• DATASET EXTRACT
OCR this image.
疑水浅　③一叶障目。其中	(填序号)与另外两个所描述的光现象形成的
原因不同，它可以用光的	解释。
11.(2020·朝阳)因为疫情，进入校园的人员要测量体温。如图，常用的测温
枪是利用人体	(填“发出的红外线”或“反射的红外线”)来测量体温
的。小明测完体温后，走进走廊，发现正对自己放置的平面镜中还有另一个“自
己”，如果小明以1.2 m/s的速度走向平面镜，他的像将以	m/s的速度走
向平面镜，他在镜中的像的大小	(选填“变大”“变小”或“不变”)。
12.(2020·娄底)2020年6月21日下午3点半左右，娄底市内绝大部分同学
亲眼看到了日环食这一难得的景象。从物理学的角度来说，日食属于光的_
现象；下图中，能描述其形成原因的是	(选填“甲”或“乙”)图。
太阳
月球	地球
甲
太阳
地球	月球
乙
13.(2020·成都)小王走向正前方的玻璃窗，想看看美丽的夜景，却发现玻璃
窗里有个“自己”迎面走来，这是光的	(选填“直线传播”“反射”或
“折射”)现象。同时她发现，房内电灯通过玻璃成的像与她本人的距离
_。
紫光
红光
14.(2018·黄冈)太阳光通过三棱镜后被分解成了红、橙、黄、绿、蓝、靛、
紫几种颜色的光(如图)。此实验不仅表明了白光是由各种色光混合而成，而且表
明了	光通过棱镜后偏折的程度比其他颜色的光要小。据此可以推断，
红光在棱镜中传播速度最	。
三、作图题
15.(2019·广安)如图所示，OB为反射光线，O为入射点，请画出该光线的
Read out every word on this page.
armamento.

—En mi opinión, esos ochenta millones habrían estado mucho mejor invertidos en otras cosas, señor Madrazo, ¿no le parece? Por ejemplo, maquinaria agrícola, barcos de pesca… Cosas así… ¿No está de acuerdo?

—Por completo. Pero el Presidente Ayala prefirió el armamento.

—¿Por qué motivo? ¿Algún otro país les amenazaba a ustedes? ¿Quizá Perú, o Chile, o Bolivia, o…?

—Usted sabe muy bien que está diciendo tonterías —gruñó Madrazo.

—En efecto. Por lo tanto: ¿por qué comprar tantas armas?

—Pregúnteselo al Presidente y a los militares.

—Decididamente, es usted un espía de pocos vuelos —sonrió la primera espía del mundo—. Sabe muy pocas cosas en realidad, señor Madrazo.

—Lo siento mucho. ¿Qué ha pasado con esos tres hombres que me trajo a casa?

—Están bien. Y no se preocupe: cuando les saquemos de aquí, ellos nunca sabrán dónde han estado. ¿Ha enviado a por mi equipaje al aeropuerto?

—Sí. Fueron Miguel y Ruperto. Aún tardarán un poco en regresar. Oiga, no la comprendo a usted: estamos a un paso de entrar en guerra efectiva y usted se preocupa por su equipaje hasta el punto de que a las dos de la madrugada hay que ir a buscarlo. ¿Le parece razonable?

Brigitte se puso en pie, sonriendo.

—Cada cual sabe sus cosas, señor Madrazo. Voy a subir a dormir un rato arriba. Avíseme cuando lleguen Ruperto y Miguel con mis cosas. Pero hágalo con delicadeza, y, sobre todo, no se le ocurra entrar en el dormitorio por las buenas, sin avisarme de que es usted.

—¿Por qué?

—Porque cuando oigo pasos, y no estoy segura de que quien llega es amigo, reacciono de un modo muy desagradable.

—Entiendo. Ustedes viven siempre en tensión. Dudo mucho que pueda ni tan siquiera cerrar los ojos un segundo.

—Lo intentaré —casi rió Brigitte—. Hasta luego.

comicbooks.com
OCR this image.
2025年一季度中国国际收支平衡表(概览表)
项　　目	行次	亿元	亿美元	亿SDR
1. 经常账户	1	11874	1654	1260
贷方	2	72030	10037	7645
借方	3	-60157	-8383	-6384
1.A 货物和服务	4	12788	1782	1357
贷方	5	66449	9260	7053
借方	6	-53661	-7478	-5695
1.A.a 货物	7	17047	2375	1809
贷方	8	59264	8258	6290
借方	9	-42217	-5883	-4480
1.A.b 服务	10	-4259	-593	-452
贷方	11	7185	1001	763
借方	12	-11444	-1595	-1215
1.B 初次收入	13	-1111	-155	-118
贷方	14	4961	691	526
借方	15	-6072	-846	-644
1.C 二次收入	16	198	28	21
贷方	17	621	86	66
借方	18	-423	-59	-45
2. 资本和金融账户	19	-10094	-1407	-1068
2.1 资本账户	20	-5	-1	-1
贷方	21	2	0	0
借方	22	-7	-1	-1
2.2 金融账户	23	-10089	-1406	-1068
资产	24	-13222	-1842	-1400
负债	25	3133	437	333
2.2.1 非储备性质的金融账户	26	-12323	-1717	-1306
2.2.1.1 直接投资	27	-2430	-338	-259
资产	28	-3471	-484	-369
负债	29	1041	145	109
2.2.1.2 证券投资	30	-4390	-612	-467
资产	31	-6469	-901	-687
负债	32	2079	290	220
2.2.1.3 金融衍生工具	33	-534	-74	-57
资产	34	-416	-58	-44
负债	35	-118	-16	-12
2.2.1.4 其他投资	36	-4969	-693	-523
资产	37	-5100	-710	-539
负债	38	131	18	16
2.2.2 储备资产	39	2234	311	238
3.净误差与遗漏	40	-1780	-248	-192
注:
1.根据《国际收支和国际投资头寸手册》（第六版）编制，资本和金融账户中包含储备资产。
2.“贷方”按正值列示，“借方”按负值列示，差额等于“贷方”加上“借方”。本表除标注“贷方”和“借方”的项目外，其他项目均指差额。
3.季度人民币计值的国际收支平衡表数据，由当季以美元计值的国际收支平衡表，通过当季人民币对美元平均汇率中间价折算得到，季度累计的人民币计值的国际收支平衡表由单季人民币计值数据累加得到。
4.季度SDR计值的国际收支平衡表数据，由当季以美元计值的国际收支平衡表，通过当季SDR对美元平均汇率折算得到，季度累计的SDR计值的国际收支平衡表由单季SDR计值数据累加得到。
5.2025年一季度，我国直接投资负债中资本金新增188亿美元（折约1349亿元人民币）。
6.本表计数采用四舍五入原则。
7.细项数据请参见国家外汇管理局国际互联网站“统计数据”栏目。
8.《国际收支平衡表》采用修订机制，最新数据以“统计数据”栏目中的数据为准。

• WHAT THIS TASK INVOLVES
Each record should come back exactly as written.

• ANSWER
OCR this image.
疑水浅　③一叶障目。其中	(填序号)与另外两个所描述的光现象形成的
原因不同，它可以用光的	解释。
11.(2020·朝阳)因为疫情，进入校园的人员要测量体温。如图，常用的测温
枪是利用人体	(填“发出的红外线”或“反射的红外线”)来测量体温
的。小明测完体温后，走进走廊，发现正对自己放置的平面镜中还有另一个“自
己”，如果小明以1.2 m/s的速度走向平面镜，他的像将以	m/s的速度走
向平面镜，他在镜中的像的大小	(选填“变大”“变小”或“不变”)。
12.(2020·娄底)2020年6月21日下午3点半左右，娄底市内绝大部分同学
亲眼看到了日环食这一难得的景象。从物理学的角度来说，日食属于光的_
现象；下图中，能描述其形成原因的是	(选填“甲”或“乙”)图。
太阳
月球	地球
甲
太阳
地球	月球
乙
13.(2020·成都)小王走向正前方的玻璃窗，想看看美丽的夜景，却发现玻璃
窗里有个“自己”迎面走来，这是光的	(选填“直线传播”“反射”或
“折射”)现象。同时她发现，房内电灯通过玻璃成的像与她本人的距离
_。
紫光
红光
14.(2018·黄冈)太阳光通过三棱镜后被分解成了红、橙、黄、绿、蓝、靛、
紫几种颜色的光(如图)。此实验不仅表明了白光是由各种色光混合而成，而且表
明了	光通过棱镜后偏折的程度比其他颜色的光要小。据此可以推断，
红光在棱镜中传播速度最	。
三、作图题
15.(2019·广安)如图所示，OB为反射光线，O为入射点，请画出该光线的
Read out every word on this page.
armamento.

—En mi opinión, esos ochenta millones habrían estado mucho mejor invertidos en otras cosas, señor Madrazo, ¿no le parece? Por ejemplo, maquinaria agrícola, barcos de pesca… Cosas así… ¿No está de acuerdo?

—Por completo. Pero el Presidente Ayala prefirió el armamento.

—¿Por qué motivo? ¿Algún otro país les amenazaba a ustedes? ¿Quizá Perú, o Chile, o Bolivia, o…?

—Usted sabe muy bien que está diciendo tonterías —gruñó Madrazo.

—En efecto. Por lo tanto: ¿por qué comprar tantas armas?

—Pregúnteselo al Presidente y a los militares.

—Decididamente, es usted un espía de pocos vuelos —sonrió la primera espía del mundo—. Sabe muy pocas cosas en realidad, señor Madrazo.

—Lo siento mucho. ¿Qué ha pasado con esos tres hombres que me trajo a casa?

—Están bien. Y no se preocupe: cuando les saquemos de aquí, ellos nunca sabrán dónde han estado. ¿Ha enviado a por mi equipaje al aeropuerto?

—Sí. Fueron Miguel y Ruperto. Aún tardarán un poco en regresar. Oiga, no la comprendo a usted: estamos a un paso de entrar en guerra efectiva y usted se preocupa por su equipaje hasta el punto de que a las dos de la madrugada hay que ir a buscarlo. ¿Le parece razonable?

Brigitte se puso en pie, sonriendo.

—Cada cual sabe sus cosas, señor Madrazo. Voy a subir a dormir un rato arriba. Avíseme cuando lleguen Ruperto y Miguel con mis cosas. Pero hágalo con delicadeza, y, sobre todo, no se le ocurra entrar en el dormitorio por las buenas, sin avisarme de que es usted.

—¿Por qué?

—Porque cuando oigo pasos, y no estoy segura de que quien llega es amigo, reacciono de un modo muy desagradable.

—Entiendo. Ustedes viven siempre en tensión. Dudo mucho que pueda ni tan siquiera cerrar los ojos un segundo.

—Lo intentaré —casi rió Brigitte—. Hasta luego.

comicbooks.com
OCR this image.
2025年一季度中国国际收支平衡表(概览表)
项　　目	行次	亿元	亿美元	亿SDR
1. 经常账户	1	11874	1654	1260
贷方	2	72030	10037	7645
借方	3	-60157	-8383	-6384
1.A 货物和服务	4	12788	1782	1357
贷方	5	66449	9260	7053
借方	6	-53661	-7478	-5695
1.A.a 货物	7	17047	2375	1809
贷方	8	59264	8258	6290
借方	9	-42217	-5883	-4480
1.A.b 服务	10	-4259	-593	-452
贷方	11	7185	1001	763
借方	12	-11444	-1595	-1215
1.B 初次收入	13	-1111	-155	-118
贷方	14	4961	691	526
借方	15	-6072	-846	-644
1.C 二次收入	16	198	28	21
贷方	17	621	86	66
借方	18	-423	-59	-45
2. 资本和金融账户	19	-10094	-1407	-1068
2.1 资本账户	20	-5	-1	-1
贷方	21	2	0	0
借方	22	-7	-1	-1
2.2 金融账户	23	-10089	-1406	-1068
资产	24	-13222	-1842	-1400
负债	25	3133	437	333
2.2.1 非储备性质的金融账户	26	-12323	-1717	-1306
2.2.1.1 直接投资	27	-2430	-338	-259
资产	28	-3471	-484	-369
负债	29	1041	145	109
2.2.1.2 证券投资	30	-4390	-612	-467
资产	31	-6469	-901	-687
负债	32	2079	290	220
2.2.1.3 金融衍生工具	33	-534	-74	-57
资产	34	-416	-58	-44
负债	35	-118	-16	-12
2.2.1.4 其他投资	36	-4969	-693	-523
资产	37	-5100	-710	-539
负债	38	131	18	16
2.2.2 储备资产	39	2234	311	238
3.净误差与遗漏	40	-1780	-248	-192
注:
1.根据《国际收支和国际投资头寸手册》（第六版）编制，资本和金融账户中包含储备资产。
2.“贷方”按正值列示，“借方”按负值列示，差额等于“贷方”加上“借方”。本表除标注“贷方”和“借方”的项目外，其他项目均指差额。
3.季度人民币计值的国际收支平衡表数据，由当季以美元计值的国际收支平衡表，通过当季人民币对美元平均汇率中间价折算得到，季度累计的人民币计值的国际收支平衡表由单季人民币计值数据累加得到。
4.季度SDR计值的国际收支平衡表数据，由当季以美元计值的国际收支平衡表，通过当季SDR对美元平均汇率折算得到，季度累计的SDR计值的国际收支平衡表由单季SDR计值数据累加得到。
5.2025年一季度，我国直接投资负债中资本金新增188亿美元（折约1349亿元人民币）。
6.本表计数采用四舍五入原则。
7.细项数据请参见国家外汇管理局国际互联网站“统计数据”栏目。
8.《国际收支平衡表》采用修订机制，最新数据以“统计数据”栏目中的数据为准。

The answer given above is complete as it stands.